Questions |
**A)** In the editorial on climate and health education, why does it say population health, the built environment, and climate change need to be explicitly connected? Answer in one to three sentences.
**B)** Reproduce the passage of the editorial on climate and health education between "We need to build" and "around the globe.", inclusive, replacing "patients" with "communities" throughout.
**C)** Write what comes next in the editorial on climate and health education, starting after its last sentence.

Text passage |
Editorial: Climate and health education: defining the needs of society in a changing climate

Editorial on the Research Topic
Climate and health education: defining the needs of society in a changing climate

The effects of climate change due to the burning of fossil fuels are apparent and present increasingly complex challenges to human health (1). Climate change poses direct health risks, including extreme weather events, and indirect risks, such as long-term ecological changes leading to changes in air quality or vector habitats that alter patterns of infectious disease (2–9). The changing climate also poses diffuse and deferred risks because of long-term societal changes, civil conflict, and disrupted livelihoods leading to mental or physical health effects and refugee displacement (10, 11). Healthcare delivery is jeopardized either through barriers to community access or hospital operations via supply chain issues and extreme weather events (12–14). These impacts intertwine structural racism and environmental injustice that result in poor communities, communities of color, and communities in the global south being impacted disproportionately. With many complex, intersectional, and transdisciplinary challenges, there is an urgent need to train health professionals across disciplines, yet most health professionals have not been trained and climate and health curricula are nascent in programs around the world (15).

We need to build health professional workforce capacity to understand the risks of climate change, what they as providers can do to help patients mitigate and adapt, and how to be changemakers in health systems. Climate-smart health professionals need a nuanced understanding of the intersectionality of inequity, structural racism, and other social determinants of health. Further, these needs do not exist in a vacuum; building capacity to train climate-smart professionals is also an opportunity to provide clinical, policy, education, and advocacy career paths to help address the innumerable intersectional challenges adversely affecting patients around the globe.

The recent series from Frontiers in Public Health, “Climate and health education: fefining the needs of society in a changing climate” provided an opportunity for many educators around the world to showcase their critical work addressing these challenges. The work described in this series sets the context for the current direction of climate change and health education and begins to point the path forward on areas for future work. Some manuscripts described the rapidly evolving state of climate and health education. Houghton reviewed 99 courses at 3 different United States universities covering issues related to climate change, health, and equity in the built environment. Though they found more courses covering these topics than prior analyses, too often the content was isolated. There is a need to explicitly connect population health, the built environment, and climate change with transdisciplinary content as the built environment plays a leading role in creating the context that drives disparities in population health and is a substrate for exacerbating inequity in the climate crisis. Arora et al. found that half of public health schools in the United States offered at least one climate change related course and half of climate change courses specifically covered health impacts. Simon et al. performed a qualitative analysis of medical school stakeholders in Germany, highlighting a high prevalence of positively reviewed climate curricula, but unmet needs in transdisciplinary education, incorporation of ethics, and practical skill training, such as patient communication and physical diagnosis.

Other manuscripts detailed initiatives that centered on student-faculty co-creation of content related to climate and health. Navarrete-Welton et al. demonstrated the power of a student driven, bottom-up approach to build an integrated, broad-reaching curriculum at a United States medical school that not only covers health effects related to climate, but also built capacity to train students to be changemakers with a dedicated course on waste management in healthcare. Liu et al. performed a qualitative analysis of medical students completing climate and health curricula, uncovering a desire for more small group learning, clinical skills integration, and community-based opportunities. Along with the student perspectives described by Simon et al., it is clear that while students positively perceive climate and planetary health initiatives, there is a need to connect these topics to additional societal issues taught in schools.

Provided records |
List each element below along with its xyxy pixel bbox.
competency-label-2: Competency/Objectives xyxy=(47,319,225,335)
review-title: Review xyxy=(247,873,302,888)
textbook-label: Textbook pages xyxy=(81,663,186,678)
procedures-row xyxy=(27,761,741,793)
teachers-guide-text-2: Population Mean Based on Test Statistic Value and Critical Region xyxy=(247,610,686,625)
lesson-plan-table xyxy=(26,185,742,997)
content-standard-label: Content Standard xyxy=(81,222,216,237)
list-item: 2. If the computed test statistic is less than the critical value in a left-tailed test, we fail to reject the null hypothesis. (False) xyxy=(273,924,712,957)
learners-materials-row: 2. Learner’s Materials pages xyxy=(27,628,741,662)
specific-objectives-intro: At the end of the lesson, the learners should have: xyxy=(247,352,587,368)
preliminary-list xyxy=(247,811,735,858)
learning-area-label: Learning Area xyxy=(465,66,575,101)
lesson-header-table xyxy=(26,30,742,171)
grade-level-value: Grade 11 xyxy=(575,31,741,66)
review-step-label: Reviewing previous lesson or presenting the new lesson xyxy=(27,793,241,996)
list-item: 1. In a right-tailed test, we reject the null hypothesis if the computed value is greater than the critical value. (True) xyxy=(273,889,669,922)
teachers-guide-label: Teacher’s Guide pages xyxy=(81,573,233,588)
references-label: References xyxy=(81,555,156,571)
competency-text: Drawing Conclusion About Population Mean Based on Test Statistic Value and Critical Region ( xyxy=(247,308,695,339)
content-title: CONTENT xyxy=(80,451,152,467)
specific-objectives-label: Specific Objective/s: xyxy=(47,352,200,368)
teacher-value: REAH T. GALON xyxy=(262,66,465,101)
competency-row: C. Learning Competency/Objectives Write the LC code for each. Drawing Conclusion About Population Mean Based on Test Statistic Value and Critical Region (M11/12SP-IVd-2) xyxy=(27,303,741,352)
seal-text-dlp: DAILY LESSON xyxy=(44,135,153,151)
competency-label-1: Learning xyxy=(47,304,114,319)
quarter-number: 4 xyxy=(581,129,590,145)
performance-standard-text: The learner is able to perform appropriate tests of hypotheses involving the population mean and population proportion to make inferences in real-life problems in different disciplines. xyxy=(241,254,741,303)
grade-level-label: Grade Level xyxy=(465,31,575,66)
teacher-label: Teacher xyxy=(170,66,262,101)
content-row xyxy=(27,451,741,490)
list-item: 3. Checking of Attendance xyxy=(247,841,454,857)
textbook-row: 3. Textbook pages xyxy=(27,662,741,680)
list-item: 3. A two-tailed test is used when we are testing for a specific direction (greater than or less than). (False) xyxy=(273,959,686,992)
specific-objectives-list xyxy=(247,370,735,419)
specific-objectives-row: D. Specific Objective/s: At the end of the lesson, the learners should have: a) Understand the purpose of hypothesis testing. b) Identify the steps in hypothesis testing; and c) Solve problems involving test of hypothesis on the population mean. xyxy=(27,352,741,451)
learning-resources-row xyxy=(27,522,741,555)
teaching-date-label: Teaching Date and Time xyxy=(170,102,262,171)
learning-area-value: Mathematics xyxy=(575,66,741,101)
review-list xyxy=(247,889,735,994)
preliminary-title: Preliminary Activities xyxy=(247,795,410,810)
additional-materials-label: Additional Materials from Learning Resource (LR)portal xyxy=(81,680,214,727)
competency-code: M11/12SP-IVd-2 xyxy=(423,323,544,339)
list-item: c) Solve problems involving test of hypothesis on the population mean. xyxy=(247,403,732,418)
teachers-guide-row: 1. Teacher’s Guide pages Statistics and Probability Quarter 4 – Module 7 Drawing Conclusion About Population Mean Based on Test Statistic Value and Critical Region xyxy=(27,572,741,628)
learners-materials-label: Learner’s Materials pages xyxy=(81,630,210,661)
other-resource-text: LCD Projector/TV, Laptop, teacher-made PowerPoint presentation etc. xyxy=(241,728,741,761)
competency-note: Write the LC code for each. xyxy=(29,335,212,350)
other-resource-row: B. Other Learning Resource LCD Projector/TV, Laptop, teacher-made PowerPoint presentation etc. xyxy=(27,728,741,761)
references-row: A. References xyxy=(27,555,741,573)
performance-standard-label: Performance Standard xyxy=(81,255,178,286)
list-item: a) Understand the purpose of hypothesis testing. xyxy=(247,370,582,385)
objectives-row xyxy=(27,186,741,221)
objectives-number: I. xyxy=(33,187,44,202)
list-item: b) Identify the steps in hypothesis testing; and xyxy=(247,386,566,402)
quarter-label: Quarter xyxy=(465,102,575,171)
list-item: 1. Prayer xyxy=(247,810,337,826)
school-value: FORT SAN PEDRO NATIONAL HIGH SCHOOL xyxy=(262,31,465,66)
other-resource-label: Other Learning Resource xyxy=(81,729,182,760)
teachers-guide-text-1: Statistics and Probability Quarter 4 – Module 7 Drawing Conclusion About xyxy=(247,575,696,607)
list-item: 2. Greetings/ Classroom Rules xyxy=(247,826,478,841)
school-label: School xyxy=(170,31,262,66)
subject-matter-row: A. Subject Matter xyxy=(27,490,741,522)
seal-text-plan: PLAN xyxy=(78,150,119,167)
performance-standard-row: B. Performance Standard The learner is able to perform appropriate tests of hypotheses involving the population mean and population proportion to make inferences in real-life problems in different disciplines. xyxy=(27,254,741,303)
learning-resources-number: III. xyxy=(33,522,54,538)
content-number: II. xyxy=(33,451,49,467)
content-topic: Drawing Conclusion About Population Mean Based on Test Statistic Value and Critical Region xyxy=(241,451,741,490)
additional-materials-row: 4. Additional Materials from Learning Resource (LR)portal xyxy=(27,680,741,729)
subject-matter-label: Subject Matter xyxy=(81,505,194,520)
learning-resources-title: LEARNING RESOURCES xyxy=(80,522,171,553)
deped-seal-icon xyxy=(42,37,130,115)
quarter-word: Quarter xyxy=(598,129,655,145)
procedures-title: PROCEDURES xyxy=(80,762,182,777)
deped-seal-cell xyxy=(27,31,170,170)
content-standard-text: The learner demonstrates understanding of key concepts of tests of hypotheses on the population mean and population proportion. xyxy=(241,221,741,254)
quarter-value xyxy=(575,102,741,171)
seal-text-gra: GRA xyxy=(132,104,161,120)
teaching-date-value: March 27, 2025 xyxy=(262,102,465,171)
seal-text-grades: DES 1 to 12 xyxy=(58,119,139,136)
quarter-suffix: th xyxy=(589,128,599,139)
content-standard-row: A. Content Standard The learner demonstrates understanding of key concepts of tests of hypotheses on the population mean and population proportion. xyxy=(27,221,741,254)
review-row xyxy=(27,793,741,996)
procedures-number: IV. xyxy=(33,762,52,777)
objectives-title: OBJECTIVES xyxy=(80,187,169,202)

Expected outputs |
**A)** The built environment plays a leading role in creating the context that drives disparities in population health. It is also a substrate for exacerbating inequity in the climate crisis.

**B)**
We need to build health professional workforce capacity to understand the risks of climate change, what they as providers can do to help communities mitigate and adapt, and how to be changemakers in health systems. Climate-smart health professionals need a nuanced understanding of the intersectionality of inequity, structural racism, and other social determinants of health. Further, these needs do not exist in a vacuum; building capacity to train climate-smart professionals is also an opportunity to provide clinical, policy, education, and advocacy career paths to help address the innumerable intersectional challenges adversely affecting communities around the globe.

**C)**
Lastly, several works described projects at the intersection of leadership, accountability, and communication that point to how healthcare and public health professionals might help mitigate, adapt, and respond to the climate crisis. Dambre et al. performed a qualitative analysis of focus groups of undergraduates in a Global Responsibility and Leadership program at a Netherlands University that participated in a planetary health course. Their course received high marks for transdisciplinary integration of climate, health, and communication, but the major unmet need was transcultural content. Schmeltz and Ganesh highlighted student-led collaborations with local organizations, demonstrating how undergraduate students can be part of capacity building initiatives. Lastly, Campbell et al. reviewed current research on climate and health communication strategies and highlighted evidence for health-based messaging to increase engagement and political will for climate solutions, in addition to evidence for naming the role of fossil fuels when discussing climate change.

This series from Frontiers in Public Health highlights the efforts of educators and students around the globe to rapidly innovate and train the next generation of health professionals to be equipped to treat patients, build capacity, and advocate for essential societal change to confront the climate crisis. This field is expanding rapidly. For example, after a recent burst of new curricular development, over 50% of US medical schools now include climate-related topics (16), though integrated curricula are more limited (17). Longitudinal integration of climate and health touchpoints in multiple existing curricular activities is necessary for students to develop a climate and health lens to incorporate climate into their future health practice (Liu et al.) (17–20). Further, existing climate curricula could benefit from more transdisciplinary and community-oriented approaches. Partnerships with environmental justice organizations, pairing students with community organizations to learn directly from stakeholders, and involving collaborators from disciplines beyond healthcare are just a few possible solutions to help break down the silos and paradigms of existing educational approaches that can inadequately prepare students to partner with communities. We need more institutions and individuals to innovate, evaluate, and disseminate longitudinal, integrated training programs that enable the next generation to fill these roles.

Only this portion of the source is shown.